═════ Data shown ═════
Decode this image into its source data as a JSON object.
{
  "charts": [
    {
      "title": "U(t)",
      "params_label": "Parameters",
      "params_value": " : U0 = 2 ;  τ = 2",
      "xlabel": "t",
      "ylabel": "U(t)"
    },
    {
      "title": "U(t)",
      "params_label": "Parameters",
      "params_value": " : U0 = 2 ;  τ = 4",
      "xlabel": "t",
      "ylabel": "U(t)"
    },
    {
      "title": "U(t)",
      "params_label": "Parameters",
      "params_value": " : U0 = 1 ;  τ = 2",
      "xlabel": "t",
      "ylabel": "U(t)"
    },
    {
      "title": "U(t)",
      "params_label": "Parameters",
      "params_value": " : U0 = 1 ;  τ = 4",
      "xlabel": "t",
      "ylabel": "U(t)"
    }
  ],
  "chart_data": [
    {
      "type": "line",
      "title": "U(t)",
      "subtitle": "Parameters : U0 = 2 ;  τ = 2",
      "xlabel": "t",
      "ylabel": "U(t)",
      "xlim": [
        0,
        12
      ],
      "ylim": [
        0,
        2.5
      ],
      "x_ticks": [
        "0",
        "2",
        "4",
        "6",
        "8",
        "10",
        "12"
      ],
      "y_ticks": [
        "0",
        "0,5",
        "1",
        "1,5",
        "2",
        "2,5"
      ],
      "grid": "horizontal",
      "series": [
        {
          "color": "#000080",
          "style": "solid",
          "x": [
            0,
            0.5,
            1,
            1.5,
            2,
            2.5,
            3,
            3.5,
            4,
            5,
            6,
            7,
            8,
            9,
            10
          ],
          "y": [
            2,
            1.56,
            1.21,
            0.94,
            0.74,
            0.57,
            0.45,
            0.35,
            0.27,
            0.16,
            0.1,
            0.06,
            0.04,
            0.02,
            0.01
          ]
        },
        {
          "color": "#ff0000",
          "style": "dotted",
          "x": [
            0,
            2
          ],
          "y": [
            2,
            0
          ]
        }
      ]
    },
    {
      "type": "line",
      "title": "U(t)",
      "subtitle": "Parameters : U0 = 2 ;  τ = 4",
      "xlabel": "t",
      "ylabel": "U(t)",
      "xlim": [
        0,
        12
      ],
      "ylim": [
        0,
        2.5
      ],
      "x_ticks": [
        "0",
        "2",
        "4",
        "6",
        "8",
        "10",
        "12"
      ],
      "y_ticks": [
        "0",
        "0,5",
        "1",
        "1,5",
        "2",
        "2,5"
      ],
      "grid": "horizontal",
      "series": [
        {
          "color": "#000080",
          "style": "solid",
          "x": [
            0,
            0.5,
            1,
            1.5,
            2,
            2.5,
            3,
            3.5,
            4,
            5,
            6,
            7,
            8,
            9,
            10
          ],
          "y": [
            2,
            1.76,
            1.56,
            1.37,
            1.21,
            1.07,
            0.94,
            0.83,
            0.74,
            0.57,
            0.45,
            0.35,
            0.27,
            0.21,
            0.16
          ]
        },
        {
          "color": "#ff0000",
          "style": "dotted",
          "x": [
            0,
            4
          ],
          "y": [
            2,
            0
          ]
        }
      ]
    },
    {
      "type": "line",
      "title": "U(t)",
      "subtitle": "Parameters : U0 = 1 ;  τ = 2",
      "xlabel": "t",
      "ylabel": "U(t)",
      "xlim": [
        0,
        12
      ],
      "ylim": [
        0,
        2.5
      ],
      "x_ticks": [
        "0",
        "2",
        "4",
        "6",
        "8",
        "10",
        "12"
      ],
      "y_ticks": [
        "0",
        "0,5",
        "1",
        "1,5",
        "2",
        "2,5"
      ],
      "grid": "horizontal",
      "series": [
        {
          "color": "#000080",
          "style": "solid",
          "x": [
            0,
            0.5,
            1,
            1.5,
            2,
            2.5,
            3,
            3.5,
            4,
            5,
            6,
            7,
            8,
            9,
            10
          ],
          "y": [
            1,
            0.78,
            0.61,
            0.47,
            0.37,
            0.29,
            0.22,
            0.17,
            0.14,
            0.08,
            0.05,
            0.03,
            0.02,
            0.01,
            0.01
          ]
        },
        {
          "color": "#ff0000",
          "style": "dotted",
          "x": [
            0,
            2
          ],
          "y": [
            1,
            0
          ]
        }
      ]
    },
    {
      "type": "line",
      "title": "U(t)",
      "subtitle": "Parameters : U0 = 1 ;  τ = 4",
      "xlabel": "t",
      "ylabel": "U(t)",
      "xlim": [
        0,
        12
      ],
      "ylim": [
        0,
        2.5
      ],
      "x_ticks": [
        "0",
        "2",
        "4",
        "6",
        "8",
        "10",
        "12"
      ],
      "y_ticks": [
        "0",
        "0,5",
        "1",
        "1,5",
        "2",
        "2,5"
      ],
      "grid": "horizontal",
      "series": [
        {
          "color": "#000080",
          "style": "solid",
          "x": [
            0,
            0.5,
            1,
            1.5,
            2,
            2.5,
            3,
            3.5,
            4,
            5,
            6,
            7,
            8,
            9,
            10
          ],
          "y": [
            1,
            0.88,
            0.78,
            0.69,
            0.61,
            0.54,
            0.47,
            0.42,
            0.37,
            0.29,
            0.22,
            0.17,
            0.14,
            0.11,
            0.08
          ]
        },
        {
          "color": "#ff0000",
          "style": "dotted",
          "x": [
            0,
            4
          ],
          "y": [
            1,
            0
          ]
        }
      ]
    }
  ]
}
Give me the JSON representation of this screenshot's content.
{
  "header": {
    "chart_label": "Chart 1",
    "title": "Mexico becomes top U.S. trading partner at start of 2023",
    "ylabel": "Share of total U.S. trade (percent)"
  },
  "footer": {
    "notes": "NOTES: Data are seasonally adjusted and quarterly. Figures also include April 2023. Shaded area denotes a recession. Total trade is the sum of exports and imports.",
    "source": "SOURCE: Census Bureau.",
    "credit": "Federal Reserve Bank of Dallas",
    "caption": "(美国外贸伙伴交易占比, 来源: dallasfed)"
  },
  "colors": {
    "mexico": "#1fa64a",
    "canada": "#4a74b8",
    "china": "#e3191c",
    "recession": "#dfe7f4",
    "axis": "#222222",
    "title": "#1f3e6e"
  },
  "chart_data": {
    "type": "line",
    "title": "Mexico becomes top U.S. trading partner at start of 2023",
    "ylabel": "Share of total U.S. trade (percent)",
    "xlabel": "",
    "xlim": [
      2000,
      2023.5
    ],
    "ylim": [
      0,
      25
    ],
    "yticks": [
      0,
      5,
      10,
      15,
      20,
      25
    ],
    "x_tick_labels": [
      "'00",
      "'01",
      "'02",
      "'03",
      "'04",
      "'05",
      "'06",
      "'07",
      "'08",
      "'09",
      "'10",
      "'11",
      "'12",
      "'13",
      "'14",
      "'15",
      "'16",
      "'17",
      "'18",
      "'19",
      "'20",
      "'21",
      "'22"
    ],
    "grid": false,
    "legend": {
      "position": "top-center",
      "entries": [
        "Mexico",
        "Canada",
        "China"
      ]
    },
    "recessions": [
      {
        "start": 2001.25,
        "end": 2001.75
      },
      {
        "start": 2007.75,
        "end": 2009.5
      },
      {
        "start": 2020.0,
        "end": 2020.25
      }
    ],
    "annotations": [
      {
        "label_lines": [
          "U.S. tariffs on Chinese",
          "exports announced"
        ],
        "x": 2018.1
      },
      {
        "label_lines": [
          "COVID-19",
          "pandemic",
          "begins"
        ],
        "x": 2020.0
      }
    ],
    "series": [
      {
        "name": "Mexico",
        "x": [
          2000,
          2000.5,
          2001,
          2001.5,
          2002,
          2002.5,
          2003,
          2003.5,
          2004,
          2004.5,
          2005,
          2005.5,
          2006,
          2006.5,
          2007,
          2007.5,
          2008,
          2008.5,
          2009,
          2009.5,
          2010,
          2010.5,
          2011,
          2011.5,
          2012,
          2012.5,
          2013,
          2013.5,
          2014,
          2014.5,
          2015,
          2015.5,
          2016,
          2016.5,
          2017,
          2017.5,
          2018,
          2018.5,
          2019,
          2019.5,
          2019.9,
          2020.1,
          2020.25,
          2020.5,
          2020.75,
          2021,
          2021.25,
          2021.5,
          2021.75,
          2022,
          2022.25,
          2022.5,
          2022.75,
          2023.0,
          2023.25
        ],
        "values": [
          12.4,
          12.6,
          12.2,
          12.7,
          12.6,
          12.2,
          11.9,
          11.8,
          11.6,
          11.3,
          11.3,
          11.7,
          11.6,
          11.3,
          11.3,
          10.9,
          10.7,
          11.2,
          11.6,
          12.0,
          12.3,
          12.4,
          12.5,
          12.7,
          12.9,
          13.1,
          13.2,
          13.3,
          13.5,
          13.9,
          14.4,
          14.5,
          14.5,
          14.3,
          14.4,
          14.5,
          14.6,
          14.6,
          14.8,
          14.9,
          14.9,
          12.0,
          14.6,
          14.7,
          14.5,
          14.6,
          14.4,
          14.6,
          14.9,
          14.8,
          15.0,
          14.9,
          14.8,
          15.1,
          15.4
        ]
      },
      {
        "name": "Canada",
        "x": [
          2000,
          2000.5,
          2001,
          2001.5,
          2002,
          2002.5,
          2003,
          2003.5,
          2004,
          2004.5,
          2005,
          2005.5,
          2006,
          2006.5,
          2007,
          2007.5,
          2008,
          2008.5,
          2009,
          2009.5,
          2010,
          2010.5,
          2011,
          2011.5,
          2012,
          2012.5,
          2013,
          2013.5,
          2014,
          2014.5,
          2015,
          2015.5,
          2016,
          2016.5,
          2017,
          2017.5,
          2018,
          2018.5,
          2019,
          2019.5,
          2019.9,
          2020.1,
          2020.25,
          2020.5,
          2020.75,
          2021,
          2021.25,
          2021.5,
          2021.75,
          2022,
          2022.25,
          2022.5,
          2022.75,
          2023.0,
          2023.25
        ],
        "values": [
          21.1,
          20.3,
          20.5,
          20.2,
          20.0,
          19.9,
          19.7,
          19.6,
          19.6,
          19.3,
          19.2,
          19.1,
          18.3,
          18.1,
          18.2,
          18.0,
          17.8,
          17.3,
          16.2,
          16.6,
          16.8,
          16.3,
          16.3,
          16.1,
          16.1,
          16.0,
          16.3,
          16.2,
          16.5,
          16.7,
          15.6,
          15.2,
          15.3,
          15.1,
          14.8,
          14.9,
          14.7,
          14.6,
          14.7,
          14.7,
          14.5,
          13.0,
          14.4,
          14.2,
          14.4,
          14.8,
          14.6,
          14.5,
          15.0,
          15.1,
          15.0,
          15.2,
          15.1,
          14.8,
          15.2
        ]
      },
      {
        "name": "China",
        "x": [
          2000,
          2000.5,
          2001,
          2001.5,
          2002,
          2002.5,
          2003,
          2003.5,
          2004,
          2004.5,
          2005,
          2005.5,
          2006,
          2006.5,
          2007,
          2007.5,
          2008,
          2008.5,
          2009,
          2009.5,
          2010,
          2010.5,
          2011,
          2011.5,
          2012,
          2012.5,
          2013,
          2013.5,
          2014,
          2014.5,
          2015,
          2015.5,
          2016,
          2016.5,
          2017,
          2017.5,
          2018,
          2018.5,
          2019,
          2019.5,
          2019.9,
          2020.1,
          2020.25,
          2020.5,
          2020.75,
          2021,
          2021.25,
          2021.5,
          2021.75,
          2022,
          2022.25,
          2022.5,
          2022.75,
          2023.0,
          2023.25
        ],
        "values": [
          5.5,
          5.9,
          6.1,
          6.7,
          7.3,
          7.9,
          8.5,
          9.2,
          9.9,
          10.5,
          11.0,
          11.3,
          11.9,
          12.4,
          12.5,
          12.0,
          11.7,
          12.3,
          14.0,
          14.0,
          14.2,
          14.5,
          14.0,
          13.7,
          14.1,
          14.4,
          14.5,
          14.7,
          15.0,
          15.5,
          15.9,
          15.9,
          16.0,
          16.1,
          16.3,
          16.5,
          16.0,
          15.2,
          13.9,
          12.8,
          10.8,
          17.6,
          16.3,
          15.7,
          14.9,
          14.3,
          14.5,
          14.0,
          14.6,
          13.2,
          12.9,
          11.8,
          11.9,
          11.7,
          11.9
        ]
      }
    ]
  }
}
═════
■ Exercise directions
Keep only those lines of the records that hold "percent", and return them.

■ Worked solution
    "ylabel": "Share of total U.S. trade (percent)"
    "ylabel": "Share of total U.S. trade (percent)",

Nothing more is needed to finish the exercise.